**Directions for this task:** The data must be written out once more, precisely as given.
▶
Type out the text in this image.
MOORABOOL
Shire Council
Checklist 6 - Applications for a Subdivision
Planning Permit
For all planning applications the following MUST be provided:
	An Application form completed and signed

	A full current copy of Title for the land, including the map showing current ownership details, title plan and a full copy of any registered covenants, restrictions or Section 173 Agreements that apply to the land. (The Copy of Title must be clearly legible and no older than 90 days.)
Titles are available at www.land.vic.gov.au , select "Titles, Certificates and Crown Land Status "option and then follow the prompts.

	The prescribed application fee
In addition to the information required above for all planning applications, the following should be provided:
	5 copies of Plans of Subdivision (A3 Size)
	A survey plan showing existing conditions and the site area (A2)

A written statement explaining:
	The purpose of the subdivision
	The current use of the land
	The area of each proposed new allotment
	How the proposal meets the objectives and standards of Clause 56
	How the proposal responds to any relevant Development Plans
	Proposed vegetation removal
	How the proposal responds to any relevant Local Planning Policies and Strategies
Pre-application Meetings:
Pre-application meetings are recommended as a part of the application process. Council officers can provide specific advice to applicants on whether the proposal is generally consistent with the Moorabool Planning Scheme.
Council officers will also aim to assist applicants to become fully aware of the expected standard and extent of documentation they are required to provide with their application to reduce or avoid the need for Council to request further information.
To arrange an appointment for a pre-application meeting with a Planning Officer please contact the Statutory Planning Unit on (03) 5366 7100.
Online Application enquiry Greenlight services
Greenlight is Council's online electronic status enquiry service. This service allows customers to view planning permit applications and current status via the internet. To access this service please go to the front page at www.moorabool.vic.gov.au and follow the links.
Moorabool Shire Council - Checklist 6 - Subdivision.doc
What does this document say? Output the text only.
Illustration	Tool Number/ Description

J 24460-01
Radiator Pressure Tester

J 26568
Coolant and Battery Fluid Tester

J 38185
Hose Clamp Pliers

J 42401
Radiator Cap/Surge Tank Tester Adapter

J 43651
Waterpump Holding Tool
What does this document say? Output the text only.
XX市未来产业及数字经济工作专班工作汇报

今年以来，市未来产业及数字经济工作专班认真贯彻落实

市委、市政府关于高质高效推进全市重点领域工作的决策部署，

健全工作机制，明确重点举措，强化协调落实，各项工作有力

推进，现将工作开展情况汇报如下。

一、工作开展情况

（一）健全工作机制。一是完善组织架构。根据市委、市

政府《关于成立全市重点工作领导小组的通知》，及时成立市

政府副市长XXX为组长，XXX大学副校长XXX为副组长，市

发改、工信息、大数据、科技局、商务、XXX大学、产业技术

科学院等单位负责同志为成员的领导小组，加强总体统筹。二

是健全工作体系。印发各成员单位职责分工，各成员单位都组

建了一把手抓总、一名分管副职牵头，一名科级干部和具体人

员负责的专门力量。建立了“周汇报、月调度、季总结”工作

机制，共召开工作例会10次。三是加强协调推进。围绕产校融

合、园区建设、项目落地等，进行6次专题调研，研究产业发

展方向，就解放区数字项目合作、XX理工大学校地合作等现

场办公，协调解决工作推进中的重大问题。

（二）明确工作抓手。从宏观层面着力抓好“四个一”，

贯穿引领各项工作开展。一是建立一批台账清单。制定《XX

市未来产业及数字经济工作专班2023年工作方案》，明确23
◀
**Task solution:**
Type out the text in this image.
MOORABOOL
Shire Council
Checklist 6 - Applications for a Subdivision
Planning Permit
For all planning applications the following MUST be provided:
	An Application form completed and signed

	A full current copy of Title for the land, including the map showing current ownership details, title plan and a full copy of any registered covenants, restrictions or Section 173 Agreements that apply to the land. (The Copy of Title must be clearly legible and no older than 90 days.)
Titles are available at www.land.vic.gov.au , select "Titles, Certificates and Crown Land Status "option and then follow the prompts.

	The prescribed application fee
In addition to the information required above for all planning applications, the following should be provided:
	5 copies of Plans of Subdivision (A3 Size)
	A survey plan showing existing conditions and the site area (A2)

A written statement explaining:
	The purpose of the subdivision
	The current use of the land
	The area of each proposed new allotment
	How the proposal meets the objectives and standards of Clause 56
	How the proposal responds to any relevant Development Plans
	Proposed vegetation removal
	How the proposal responds to any relevant Local Planning Policies and Strategies
Pre-application Meetings:
Pre-application meetings are recommended as a part of the application process. Council officers can provide specific advice to applicants on whether the proposal is generally consistent with the Moorabool Planning Scheme.
Council officers will also aim to assist applicants to become fully aware of the expected standard and extent of documentation they are required to provide with their application to reduce or avoid the need for Council to request further information.
To arrange an appointment for a pre-application meeting with a Planning Officer please contact the Statutory Planning Unit on (03) 5366 7100.
Online Application enquiry Greenlight services
Greenlight is Council's online electronic status enquiry service. This service allows customers to view planning permit applications and current status via the internet. To access this service please go to the front page at www.moorabool.vic.gov.au and follow the links.
Moorabool Shire Council - Checklist 6 - Subdivision.doc
What does this document say? Output the text only.
Illustration	Tool Number/ Description

J 24460-01
Radiator Pressure Tester

J 26568
Coolant and Battery Fluid Tester

J 38185
Hose Clamp Pliers

J 42401
Radiator Cap/Surge Tank Tester Adapter

J 43651
Waterpump Holding Tool
What does this document say? Output the text only.
XX市未来产业及数字经济工作专班工作汇报

今年以来，市未来产业及数字经济工作专班认真贯彻落实

市委、市政府关于高质高效推进全市重点领域工作的决策部署，

健全工作机制，明确重点举措，强化协调落实，各项工作有力

推进，现将工作开展情况汇报如下。

一、工作开展情况

（一）健全工作机制。一是完善组织架构。根据市委、市

政府《关于成立全市重点工作领导小组的通知》，及时成立市

政府副市长XXX为组长，XXX大学副校长XXX为副组长，市

发改、工信息、大数据、科技局、商务、XXX大学、产业技术

科学院等单位负责同志为成员的领导小组，加强总体统筹。二

是健全工作体系。印发各成员单位职责分工，各成员单位都组

建了一把手抓总、一名分管副职牵头，一名科级干部和具体人

员负责的专门力量。建立了“周汇报、月调度、季总结”工作

机制，共召开工作例会10次。三是加强协调推进。围绕产校融

合、园区建设、项目落地等，进行6次专题调研，研究产业发

展方向，就解放区数字项目合作、XX理工大学校地合作等现

场办公，协调解决工作推进中的重大问题。

（二）明确工作抓手。从宏观层面着力抓好“四个一”，

贯穿引领各项工作开展。一是建立一批台账清单。制定《XX

市未来产业及数字经济工作专班2023年工作方案》，明确23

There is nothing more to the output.